Exercise prompt
Copy the data precisely, keeping every character.

Given data
-*-

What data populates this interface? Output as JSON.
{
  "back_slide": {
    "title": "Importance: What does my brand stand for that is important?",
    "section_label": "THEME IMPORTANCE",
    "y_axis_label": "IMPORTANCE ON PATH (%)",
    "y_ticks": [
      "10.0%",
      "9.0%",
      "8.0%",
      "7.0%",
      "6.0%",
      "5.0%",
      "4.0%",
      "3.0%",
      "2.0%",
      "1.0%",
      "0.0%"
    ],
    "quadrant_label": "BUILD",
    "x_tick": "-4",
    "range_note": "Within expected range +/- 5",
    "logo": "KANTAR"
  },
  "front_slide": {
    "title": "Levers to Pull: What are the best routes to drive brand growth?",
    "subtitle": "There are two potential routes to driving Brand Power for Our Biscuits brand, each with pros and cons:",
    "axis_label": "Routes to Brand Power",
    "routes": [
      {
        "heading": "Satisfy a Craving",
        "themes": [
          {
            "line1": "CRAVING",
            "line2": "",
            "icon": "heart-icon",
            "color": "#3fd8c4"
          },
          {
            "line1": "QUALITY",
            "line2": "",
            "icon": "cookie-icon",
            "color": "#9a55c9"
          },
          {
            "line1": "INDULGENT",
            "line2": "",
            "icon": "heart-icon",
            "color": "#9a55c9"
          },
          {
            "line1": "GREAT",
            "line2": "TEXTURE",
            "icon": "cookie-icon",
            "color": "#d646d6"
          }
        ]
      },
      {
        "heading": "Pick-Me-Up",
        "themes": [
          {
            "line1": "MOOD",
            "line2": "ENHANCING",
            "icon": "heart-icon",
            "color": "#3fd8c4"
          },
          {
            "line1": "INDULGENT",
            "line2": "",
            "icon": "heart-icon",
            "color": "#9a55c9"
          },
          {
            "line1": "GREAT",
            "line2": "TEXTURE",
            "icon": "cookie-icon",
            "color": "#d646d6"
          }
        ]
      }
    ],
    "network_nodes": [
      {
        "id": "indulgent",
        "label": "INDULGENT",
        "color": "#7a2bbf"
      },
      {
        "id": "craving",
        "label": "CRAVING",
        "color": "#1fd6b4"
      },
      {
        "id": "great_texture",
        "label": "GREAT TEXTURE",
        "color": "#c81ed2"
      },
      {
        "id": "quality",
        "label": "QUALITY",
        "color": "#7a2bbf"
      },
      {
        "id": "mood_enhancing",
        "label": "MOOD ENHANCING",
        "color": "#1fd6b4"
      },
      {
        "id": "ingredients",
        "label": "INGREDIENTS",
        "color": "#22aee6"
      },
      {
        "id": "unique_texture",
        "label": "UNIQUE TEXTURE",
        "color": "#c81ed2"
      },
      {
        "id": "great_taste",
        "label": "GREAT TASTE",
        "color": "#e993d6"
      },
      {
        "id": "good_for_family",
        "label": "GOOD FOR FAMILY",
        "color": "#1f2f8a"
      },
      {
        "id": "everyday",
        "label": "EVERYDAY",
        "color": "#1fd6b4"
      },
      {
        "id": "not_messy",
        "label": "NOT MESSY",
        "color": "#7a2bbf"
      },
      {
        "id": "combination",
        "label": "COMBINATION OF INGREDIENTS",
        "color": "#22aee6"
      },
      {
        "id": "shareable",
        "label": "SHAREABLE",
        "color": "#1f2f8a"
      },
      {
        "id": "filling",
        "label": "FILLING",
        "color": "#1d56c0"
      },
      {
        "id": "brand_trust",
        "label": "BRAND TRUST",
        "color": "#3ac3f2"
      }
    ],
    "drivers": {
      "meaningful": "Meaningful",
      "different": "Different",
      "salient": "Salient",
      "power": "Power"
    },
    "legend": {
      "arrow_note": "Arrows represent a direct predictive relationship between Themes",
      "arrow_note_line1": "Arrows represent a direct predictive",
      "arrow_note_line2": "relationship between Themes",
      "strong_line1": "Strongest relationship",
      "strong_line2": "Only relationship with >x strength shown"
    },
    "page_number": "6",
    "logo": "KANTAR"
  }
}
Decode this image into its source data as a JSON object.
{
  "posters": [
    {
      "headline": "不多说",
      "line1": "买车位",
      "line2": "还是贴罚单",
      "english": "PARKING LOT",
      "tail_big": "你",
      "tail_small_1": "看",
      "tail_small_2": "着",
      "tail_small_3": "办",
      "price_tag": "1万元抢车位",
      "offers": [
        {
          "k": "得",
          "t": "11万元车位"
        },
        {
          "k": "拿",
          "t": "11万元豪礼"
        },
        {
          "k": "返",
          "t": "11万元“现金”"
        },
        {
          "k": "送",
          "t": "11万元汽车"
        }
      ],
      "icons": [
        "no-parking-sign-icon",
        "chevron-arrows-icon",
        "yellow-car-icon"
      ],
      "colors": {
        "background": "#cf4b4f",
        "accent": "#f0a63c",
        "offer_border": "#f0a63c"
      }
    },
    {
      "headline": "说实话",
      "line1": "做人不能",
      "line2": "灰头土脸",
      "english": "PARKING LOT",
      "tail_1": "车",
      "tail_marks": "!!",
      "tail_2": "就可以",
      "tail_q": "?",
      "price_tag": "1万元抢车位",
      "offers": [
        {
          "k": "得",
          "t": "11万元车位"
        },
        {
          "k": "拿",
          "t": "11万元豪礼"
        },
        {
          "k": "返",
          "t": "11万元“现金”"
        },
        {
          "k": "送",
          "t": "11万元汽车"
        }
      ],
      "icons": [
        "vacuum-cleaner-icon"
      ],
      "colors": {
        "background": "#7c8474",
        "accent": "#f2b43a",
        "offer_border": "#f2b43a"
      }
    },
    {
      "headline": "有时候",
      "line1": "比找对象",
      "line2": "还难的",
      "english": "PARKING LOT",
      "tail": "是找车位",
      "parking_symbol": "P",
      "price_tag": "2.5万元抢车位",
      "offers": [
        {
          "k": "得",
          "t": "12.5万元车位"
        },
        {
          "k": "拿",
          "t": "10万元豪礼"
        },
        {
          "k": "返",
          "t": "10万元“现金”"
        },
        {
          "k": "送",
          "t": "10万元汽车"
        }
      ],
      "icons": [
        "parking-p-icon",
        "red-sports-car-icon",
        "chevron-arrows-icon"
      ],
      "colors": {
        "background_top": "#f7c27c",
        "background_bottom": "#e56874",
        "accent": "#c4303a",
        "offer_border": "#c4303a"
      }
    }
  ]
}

-*-

Complete response
What data populates this interface? Output as JSON.
{
  "back_slide": {
    "title": "Importance: What does my brand stand for that is important?",
    "section_label": "THEME IMPORTANCE",
    "y_axis_label": "IMPORTANCE ON PATH (%)",
    "y_ticks": [
      "10.0%",
      "9.0%",
      "8.0%",
      "7.0%",
      "6.0%",
      "5.0%",
      "4.0%",
      "3.0%",
      "2.0%",
      "1.0%",
      "0.0%"
    ],
    "quadrant_label": "BUILD",
    "x_tick": "-4",
    "range_note": "Within expected range +/- 5",
    "logo": "KANTAR"
  },
  "front_slide": {
    "title": "Levers to Pull: What are the best routes to drive brand growth?",
    "subtitle": "There are two potential routes to driving Brand Power for Our Biscuits brand, each with pros and cons:",
    "axis_label": "Routes to Brand Power",
    "routes": [
      {
        "heading": "Satisfy a Craving",
        "themes": [
          {
            "line1": "CRAVING",
            "line2": "",
            "icon": "heart-icon",
            "color": "#3fd8c4"
          },
          {
            "line1": "QUALITY",
            "line2": "",
            "icon": "cookie-icon",
            "color": "#9a55c9"
          },
          {
            "line1": "INDULGENT",
            "line2": "",
            "icon": "heart-icon",
            "color": "#9a55c9"
          },
          {
            "line1": "GREAT",
            "line2": "TEXTURE",
            "icon": "cookie-icon",
            "color": "#d646d6"
          }
        ]
      },
      {
        "heading": "Pick-Me-Up",
        "themes": [
          {
            "line1": "MOOD",
            "line2": "ENHANCING",
            "icon": "heart-icon",
            "color": "#3fd8c4"
          },
          {
            "line1": "INDULGENT",
            "line2": "",
            "icon": "heart-icon",
            "color": "#9a55c9"
          },
          {
            "line1": "GREAT",
            "line2": "TEXTURE",
            "icon": "cookie-icon",
            "color": "#d646d6"
          }
        ]
      }
    ],
    "network_nodes": [
      {
        "id": "indulgent",
        "label": "INDULGENT",
        "color": "#7a2bbf"
      },
      {
        "id": "craving",
        "label": "CRAVING",
        "color": "#1fd6b4"
      },
      {
        "id": "great_texture",
        "label": "GREAT TEXTURE",
        "color": "#c81ed2"
      },
      {
        "id": "quality",
        "label": "QUALITY",
        "color": "#7a2bbf"
      },
      {
        "id": "mood_enhancing",
        "label": "MOOD ENHANCING",
        "color": "#1fd6b4"
      },
      {
        "id": "ingredients",
        "label": "INGREDIENTS",
        "color": "#22aee6"
      },
      {
        "id": "unique_texture",
        "label": "UNIQUE TEXTURE",
        "color": "#c81ed2"
      },
      {
        "id": "great_taste",
        "label": "GREAT TASTE",
        "color": "#e993d6"
      },
      {
        "id": "good_for_family",
        "label": "GOOD FOR FAMILY",
        "color": "#1f2f8a"
      },
      {
        "id": "everyday",
        "label": "EVERYDAY",
        "color": "#1fd6b4"
      },
      {
        "id": "not_messy",
        "label": "NOT MESSY",
        "color": "#7a2bbf"
      },
      {
        "id": "combination",
        "label": "COMBINATION OF INGREDIENTS",
        "color": "#22aee6"
      },
      {
        "id": "shareable",
        "label": "SHAREABLE",
        "color": "#1f2f8a"
      },
      {
        "id": "filling",
        "label": "FILLING",
        "color": "#1d56c0"
      },
      {
        "id": "brand_trust",
        "label": "BRAND TRUST",
        "color": "#3ac3f2"
      }
    ],
    "drivers": {
      "meaningful": "Meaningful",
      "different": "Different",
      "salient": "Salient",
      "power": "Power"
    },
    "legend": {
      "arrow_note": "Arrows represent a direct predictive relationship between Themes",
      "arrow_note_line1": "Arrows represent a direct predictive",
      "arrow_note_line2": "relationship between Themes",
      "strong_line1": "Strongest relationship",
      "strong_line2": "Only relationship with >x strength shown"
    },
    "page_number": "6",
    "logo": "KANTAR"
  }
}
Decode this image into its source data as a JSON object.
{
  "posters": [
    {
      "headline": "不多说",
      "line1": "买车位",
      "line2": "还是贴罚单",
      "english": "PARKING LOT",
      "tail_big": "你",
      "tail_small_1": "看",
      "tail_small_2": "着",
      "tail_small_3": "办",
      "price_tag": "1万元抢车位",
      "offers": [
        {
          "k": "得",
          "t": "11万元车位"
        },
        {
          "k": "拿",
          "t": "11万元豪礼"
        },
        {
          "k": "返",
          "t": "11万元“现金”"
        },
        {
          "k": "送",
          "t": "11万元汽车"
        }
      ],
      "icons": [
        "no-parking-sign-icon",
        "chevron-arrows-icon",
        "yellow-car-icon"
      ],
      "colors": {
        "background": "#cf4b4f",
        "accent": "#f0a63c",
        "offer_border": "#f0a63c"
      }
    },
    {
      "headline": "说实话",
      "line1": "做人不能",
      "line2": "灰头土脸",
      "english": "PARKING LOT",
      "tail_1": "车",
      "tail_marks": "!!",
      "tail_2": "就可以",
      "tail_q": "?",
      "price_tag": "1万元抢车位",
      "offers": [
        {
          "k": "得",
          "t": "11万元车位"
        },
        {
          "k": "拿",
          "t": "11万元豪礼"
        },
        {
          "k": "返",
          "t": "11万元“现金”"
        },
        {
          "k": "送",
          "t": "11万元汽车"
        }
      ],
      "icons": [
        "vacuum-cleaner-icon"
      ],
      "colors": {
        "background": "#7c8474",
        "accent": "#f2b43a",
        "offer_border": "#f2b43a"
      }
    },
    {
      "headline": "有时候",
      "line1": "比找对象",
      "line2": "还难的",
      "english": "PARKING LOT",
      "tail": "是找车位",
      "parking_symbol": "P",
      "price_tag": "2.5万元抢车位",
      "offers": [
        {
          "k": "得",
          "t": "12.5万元车位"
        },
        {
          "k": "拿",
          "t": "10万元豪礼"
        },
        {
          "k": "返",
          "t": "10万元“现金”"
        },
        {
          "k": "送",
          "t": "10万元汽车"
        }
      ],
      "icons": [
        "parking-p-icon",
        "red-sports-car-icon",
        "chevron-arrows-icon"
      ],
      "colors": {
        "background_top": "#f7c27c",
        "background_bottom": "#e56874",
        "accent": "#c4303a",
        "offer_border": "#c4303a"
      }
    }
  ]
}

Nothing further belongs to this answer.